▶ _Provided records_
[start]

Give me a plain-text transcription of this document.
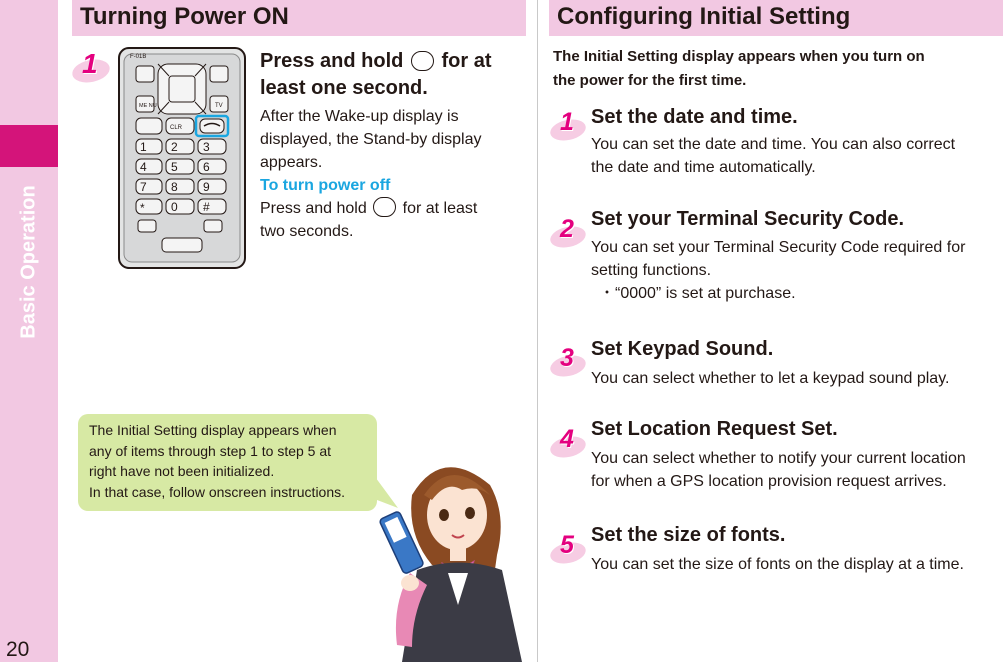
Basic Operation
20
Turning Power ON
1	F-01B
ME NU	TV
CLR
1 2 3
4 5 6
7 8 9
* 0 #
Press and hold for at
least one second.
After the Wake-up display is
displayed, the Stand-by display
appears.
To turn power off
Press and hold for at least
two seconds.
The Initial Setting display appears when
any of items through step 1 to step 5 at
right have not been initialized.
In that case, follow onscreen instructions.
Configuring Initial Setting
The Initial Setting display appears when you turn on
the power for the first time.
1 Set the date and time.
You can set the date and time. You can also correct
the date and time automatically.
2 Set your Terminal Security Code.
You can set your Terminal Security Code required for
setting functions.
・“0000” is set at purchase.
3 Set Keypad Sound.
You can select whether to let a keypad sound play.
4 Set Location Request Set.
You can select whether to notify your current location
for when a GPS location provision request arrives.
5 Set the size of fonts.
You can set the size of fonts on the display at a time.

[end]

▶ _Exercise prompt_
Reply with nothing except the number of lines in the listing above that include the string "select".

▶ _Finished answer_
2